# [WRITTEN PROBLEM]
Filter the records below for the word "vtuntur". Copy each line that holds it.

╭──

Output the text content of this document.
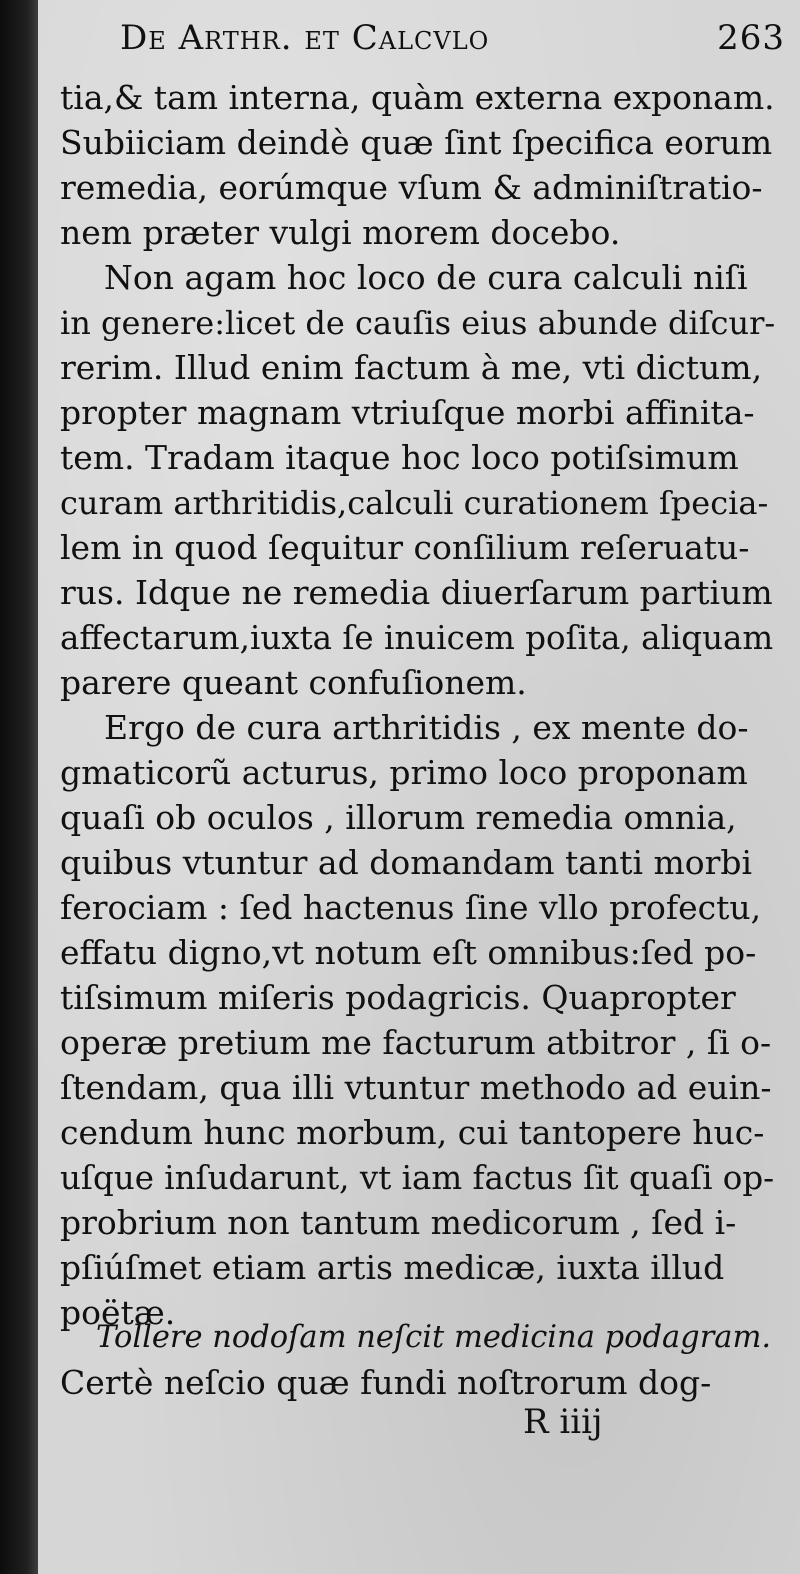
De Arthr. et Calcvlo	263
tia,& tam interna, quàm externa exponam.
Subiiciam deindè quæ ſint ſpecifica eorum
remedia, eorúmque vſum & adminiſtratio-
nem præter vulgi morem docebo.
Non agam hoc loco de cura calculi niſi
in genere:licet de cauſis eius abunde diſcur-
rerim. Illud enim factum à me, vti dictum,
propter magnam vtriuſque morbi affinita-
tem. Tradam itaque hoc loco potiſsimum
curam arthritidis,calculi curationem ſpecia-
lem in quod ſequitur conſilium reſeruatu-
rus. Idque ne remedia diuerſarum partium
affectarum,iuxta ſe inuicem poſita, aliquam
parere queant confuſionem.
Ergo de cura arthritidis , ex mente do-
gmaticorũ acturus, primo loco proponam
quaſi ob oculos , illorum remedia omnia,
quibus vtuntur ad domandam tanti morbi
ferociam : ſed hactenus ſine vllo profectu,
effatu digno,vt notum eſt omnibus:ſed po-
tiſsimum miſeris podagricis. Quapropter
operæ pretium me facturum atbitror , ſi o-
ſtendam, qua illi vtuntur methodo ad euin-
cendum hunc morbum, cui tantopere huc-
uſque inſudarunt, vt iam factus ſit quaſi op-
probrium non tantum medicorum , ſed i-
pſiúſmet etiam artis medicæ, iuxta illud
poëtæ.
Tollere nodoſam neſcit medicina podagram.
Certè neſcio quæ fundi noſtrorum dog-
R iiij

╰──

# [RESULT]
quibus vtuntur ad domandam tanti morbi
ſtendam, qua illi vtuntur methodo ad euin-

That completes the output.